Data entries
'''

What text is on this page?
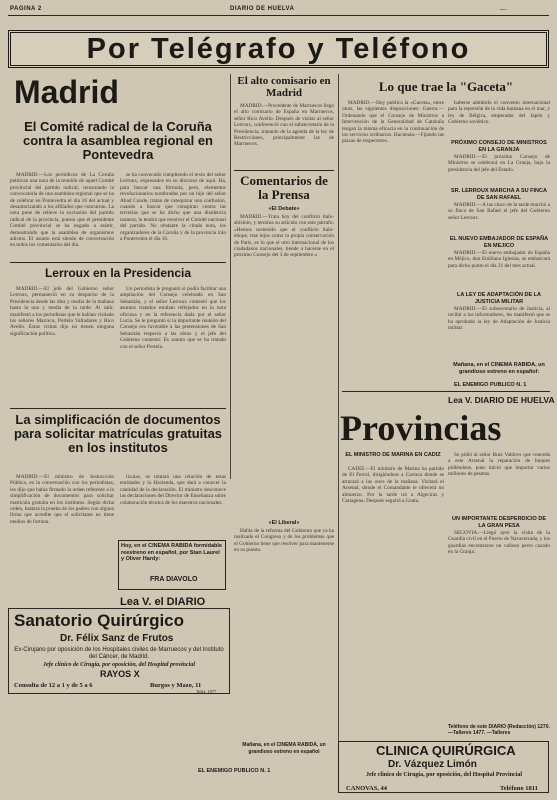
PAGINA 2	DIARIO DE HUELVA	...
Por Telégrafo y Teléfono
Madrid
El Comité radical de la Coruña contra la asamblea regional en Pontevedra

MADRID.—Los periódicos de La Coruña publican una nota de la reunión de aquel Comité provincial del partido radical, censurando la convocatoria de una asamblea regional que se ha de celebrar en Pontevedra el día 16 del actual y desautorizando a los afiliados que concurran. La nota pone de relieve la exclusión del partido radical de la provincia, puesto que el presidente Comité provincial se ha negado a asistir, demostrando que la asamblea de organismos adictos. El asunto está siendo de conversación en todos los comentarios del día.

se ha convocado cumpliendo el texto del señor Lerroux, expresados en su discurso de aquí. Ha, para buscar una fórmula, pero, elementos revolucionarios nombrados por un hijo del señor Abad Conde, tratan de catequizar una confusión, cuando a buscar que conspiran contra las tercerías que se ha dicho que una disidencia manera, la tendrá que resolver el Comité nacional del partido. No obstante la citada nota, los organizadores de la Coruña y de la provincia irán a Pontevedra el día 16.

Lerroux en la Presidencia

MADRID.—El jefe del Gobierno señor Lerroux, permaneció en su despacho de la Presidencia desde las diez y media de la mañana hasta la una y media de la tarde. Al salir, manifestó a los periodistas que le habían visitado los señores Marraco, Portela Valladares y Rico Avello. Estas visitas dijo no tienen ninguna significación política.

Un periodista le preguntó si podía facilitar una ampliación del Consejo celebrado en San Sebastián, y el señor Lerroux contestó que los asuntos tratados estaban reflejados en la nota oficiosa y en la referencia dada por el señor Lucía. Se le preguntó si la importante reunión del Consejo era favorable a las pretensiones de San Sebastián respecto a las obras y el jefe del Gobierno contestó: Es asunto que se ha tratado con el señor Portela.

La simplificación de documentos para solicitar matrículas gratuitas en los institutos

MADRID.—El ministro de Instrucción Pública, en la conversación con los periodistas, les dijo que había firmado la orden referente a la simplificación de documentos para solicitar matrícula gratuita en los institutos. Según dicha orden, bastará la prueba de los padres con alguna firma que acredite que el solicitante no tiene medios de fortuna.

lículas, se tomará una relación de estas entidades y la Hacienda, que dará a conocer la cantidad de la declaración. El ministro desconoce las declaraciones del Director de Enseñanza sobre colaboración técnica de los maestros nacionales.

Hoy, en el CINEMA RABIDA formidable reestreno en español, por Stan Laurel y Oliver Hardy:
FRA DIAVOLO
Lea V. el DIARIO
Sanatorio Quirúrgico
Dr. Félix Sanz de Frutos
Ex-Cirujano por oposición de los Hospitales civiles de Marruecos y del Instituto del Cáncer, de Madrid.
Jefe clínico de Cirugía, por oposición, del Hospital provincial
RAYOS X
Consulta de 12 a 1 y de 5 a 6	Burgos y Mazo, 11
Teléf. 1077
El alto comisario en Madrid

MADRID.—Procedente de Marruecos llegó el alto comisario de España en Marruecos, señor Rico Avello. Después de visitar al señor Lerroux, conferenció con el subsecretario de la Presidencia, tratando de la agenda de la ley de Restricciones, principalmente las de Marruecos.

Comentarios de la Prensa
«El Debate»

MADRID.—Trata hoy del conflicto ítalo-abisinio, y termina su artículo con este párrafo: «Hemos sostenido que el conflicto ítalo-etíope, trae lejos como la propia conservación de Paris, es lo que el otro internacional de los ciudadanos nacionales, tiende a hacerse en el próximo Consejo del 3 de septiembre.»

«El Liberal»

Habla de la reforma del Gobierno que ya ha realizado el Congreso y de los problemas que el Gobierno tiene que resolver para mantenerse en su puesto.

Mañana, en el CINEMA RABIDA, un grandioso estreno en español
EL ENEMIGO PUBLICO N. 1
Lo que trae la "Gaceta"

MADRID.—Hoy publica la «Gaceta», entre otras, las siguientes disposiciones: Guerra.—Ordenando que el Consejo de Ministros a Intervención de la Generalidad de Cataluña tengan la misma eficacia en la continuación de los servicios ordinarios. Hacienda.—Fijando las plazas de inspectores.

haberse admitido el convenio internacional para la represión de la vida humana en el mar, y ley de Bélgica, emperador del Japón y Gobierno soviético.

PRÓXIMO CONSEJO DE MINISTROS EN LA GRANJA

MADRID.—El próximo Consejo de Ministros se celebrará en La Granja, bajo la presidencia del jefe del Estado.

SR. LERROUX MARCHA A SU FINCA DE SAN RAFAEL

MADRID.—A las cinco de la tarde marchó a su finca de San Rafael el jefe del Gobierno señor Lerroux.

EL NUEVO EMBAJADOR DE ESPAÑA EN MEJICO

MADRID.—El nuevo embajador de España en Méjico, don Emiliano Iglesias, se embarcará para dicho punto el día 21 del mes actual.

LA LEY DE ADAPTACIÓN DE LA JUSTICIA MILITAR

MADRID.—El subsecretario de Justicia, al recibir a los informadores, les manifestó que se ha aprobado la ley de Adaptación de Justicia militar.

Mañana, en el CINEMA RABIDA, un grandioso estreno en español:
EL ENEMIGO PUBLICO N. 1
Lea V. DIARIO DE HUELVA
Provincias
EL MINISTRO DE MARINA EN CADIZ

CADIZ.—El ministro de Marina ha partido de El Ferrol, dirigiéndose a Carraca donde se atracará a las once de la mañana. Visitará el Arsenal, donde el Comandante le ofrecerá un almuerzo. Por la tarde irá a Algeciras y Cartagena. Después seguirá a Ceuta.

Se pidió al señor Ruiz Valdovs que conceda a este Arsenal la reparación de buques pidiéndose, pues inició que importar varios millones de pesetas.

UN IMPORTANTE DESPERDICIO DE LA GRAN PESA

SEGOVIA.—Llegó ayer la visita de la Guardia civil en el Puerto de Navacerrada, y los guardias encontraron un valioso perro cazado en la Granja.

Teléfono de este DIARIO (Redacción) 1270. —Talleres 1477. —Talleres
CLINICA QUIRÚRGICA
Dr. Vázquez Limón
Jefe clínico de Cirugía, por oposición, del Hospital Provincial
CANOVAS, 44	Teléfono 1811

'''

### DIRECTION
What is needed is an exact reproduction of the data, pictures excluded.

### FINISHED EXERCISE
What text is on this page?
PAGINA 2	DIARIO DE HUELVA	...
Por Telégrafo y Teléfono
Madrid
El Comité radical de la Coruña contra la asamblea regional en Pontevedra

MADRID.—Los periódicos de La Coruña publican una nota de la reunión de aquel Comité provincial del partido radical, censurando la convocatoria de una asamblea regional que se ha de celebrar en Pontevedra el día 16 del actual y desautorizando a los afiliados que concurran. La nota pone de relieve la exclusión del partido radical de la provincia, puesto que el presidente Comité provincial se ha negado a asistir, demostrando que la asamblea de organismos adictos. El asunto está siendo de conversación en todos los comentarios del día.

se ha convocado cumpliendo el texto del señor Lerroux, expresados en su discurso de aquí. Ha, para buscar una fórmula, pero, elementos revolucionarios nombrados por un hijo del señor Abad Conde, tratan de catequizar una confusión, cuando a buscar que conspiran contra las tercerías que se ha dicho que una disidencia manera, la tendrá que resolver el Comité nacional del partido. No obstante la citada nota, los organizadores de la Coruña y de la provincia irán a Pontevedra el día 16.

Lerroux en la Presidencia

MADRID.—El jefe del Gobierno señor Lerroux, permaneció en su despacho de la Presidencia desde las diez y media de la mañana hasta la una y media de la tarde. Al salir, manifestó a los periodistas que le habían visitado los señores Marraco, Portela Valladares y Rico Avello. Estas visitas dijo no tienen ninguna significación política.

Un periodista le preguntó si podía facilitar una ampliación del Consejo celebrado en San Sebastián, y el señor Lerroux contestó que los asuntos tratados estaban reflejados en la nota oficiosa y en la referencia dada por el señor Lucía. Se le preguntó si la importante reunión del Consejo era favorable a las pretensiones de San Sebastián respecto a las obras y el jefe del Gobierno contestó: Es asunto que se ha tratado con el señor Portela.

La simplificación de documentos para solicitar matrículas gratuitas en los institutos

MADRID.—El ministro de Instrucción Pública, en la conversación con los periodistas, les dijo que había firmado la orden referente a la simplificación de documentos para solicitar matrícula gratuita en los institutos. Según dicha orden, bastará la prueba de los padres con alguna firma que acredite que el solicitante no tiene medios de fortuna.

lículas, se tomará una relación de estas entidades y la Hacienda, que dará a conocer la cantidad de la declaración. El ministro desconoce las declaraciones del Director de Enseñanza sobre colaboración técnica de los maestros nacionales.

Hoy, en el CINEMA RABIDA formidable reestreno en español, por Stan Laurel y Oliver Hardy:
FRA DIAVOLO
Lea V. el DIARIO
Sanatorio Quirúrgico
Dr. Félix Sanz de Frutos
Ex-Cirujano por oposición de los Hospitales civiles de Marruecos y del Instituto del Cáncer, de Madrid.
Jefe clínico de Cirugía, por oposición, del Hospital provincial
RAYOS X
Consulta de 12 a 1 y de 5 a 6	Burgos y Mazo, 11
Teléf. 1077
El alto comisario en Madrid

MADRID.—Procedente de Marruecos llegó el alto comisario de España en Marruecos, señor Rico Avello. Después de visitar al señor Lerroux, conferenció con el subsecretario de la Presidencia, tratando de la agenda de la ley de Restricciones, principalmente las de Marruecos.

Comentarios de la Prensa
«El Debate»

MADRID.—Trata hoy del conflicto ítalo-abisinio, y termina su artículo con este párrafo: «Hemos sostenido que el conflicto ítalo-etíope, trae lejos como la propia conservación de Paris, es lo que el otro internacional de los ciudadanos nacionales, tiende a hacerse en el próximo Consejo del 3 de septiembre.»

«El Liberal»

Habla de la reforma del Gobierno que ya ha realizado el Congreso y de los problemas que el Gobierno tiene que resolver para mantenerse en su puesto.

Mañana, en el CINEMA RABIDA, un grandioso estreno en español
EL ENEMIGO PUBLICO N. 1
Lo que trae la "Gaceta"

MADRID.—Hoy publica la «Gaceta», entre otras, las siguientes disposiciones: Guerra.—Ordenando que el Consejo de Ministros a Intervención de la Generalidad de Cataluña tengan la misma eficacia en la continuación de los servicios ordinarios. Hacienda.—Fijando las plazas de inspectores.

haberse admitido el convenio internacional para la represión de la vida humana en el mar, y ley de Bélgica, emperador del Japón y Gobierno soviético.

PRÓXIMO CONSEJO DE MINISTROS EN LA GRANJA

MADRID.—El próximo Consejo de Ministros se celebrará en La Granja, bajo la presidencia del jefe del Estado.

SR. LERROUX MARCHA A SU FINCA DE SAN RAFAEL

MADRID.—A las cinco de la tarde marchó a su finca de San Rafael el jefe del Gobierno señor Lerroux.

EL NUEVO EMBAJADOR DE ESPAÑA EN MEJICO

MADRID.—El nuevo embajador de España en Méjico, don Emiliano Iglesias, se embarcará para dicho punto el día 21 del mes actual.

LA LEY DE ADAPTACIÓN DE LA JUSTICIA MILITAR

MADRID.—El subsecretario de Justicia, al recibir a los informadores, les manifestó que se ha aprobado la ley de Adaptación de Justicia militar.

Mañana, en el CINEMA RABIDA, un grandioso estreno en español:
EL ENEMIGO PUBLICO N. 1
Lea V. DIARIO DE HUELVA
Provincias
EL MINISTRO DE MARINA EN CADIZ

CADIZ.—El ministro de Marina ha partido de El Ferrol, dirigiéndose a Carraca donde se atracará a las once de la mañana. Visitará el Arsenal, donde el Comandante le ofrecerá un almuerzo. Por la tarde irá a Algeciras y Cartagena. Después seguirá a Ceuta.

Se pidió al señor Ruiz Valdovs que conceda a este Arsenal la reparación de buques pidiéndose, pues inició que importar varios millones de pesetas.

UN IMPORTANTE DESPERDICIO DE LA GRAN PESA

SEGOVIA.—Llegó ayer la visita de la Guardia civil en el Puerto de Navacerrada, y los guardias encontraron un valioso perro cazado en la Granja.

Teléfono de este DIARIO (Redacción) 1270. —Talleres 1477. —Talleres
CLINICA QUIRÚRGICA
Dr. Vázquez Limón
Jefe clínico de Cirugía, por oposición, del Hospital Provincial
CANOVAS, 44	Teléfono 1811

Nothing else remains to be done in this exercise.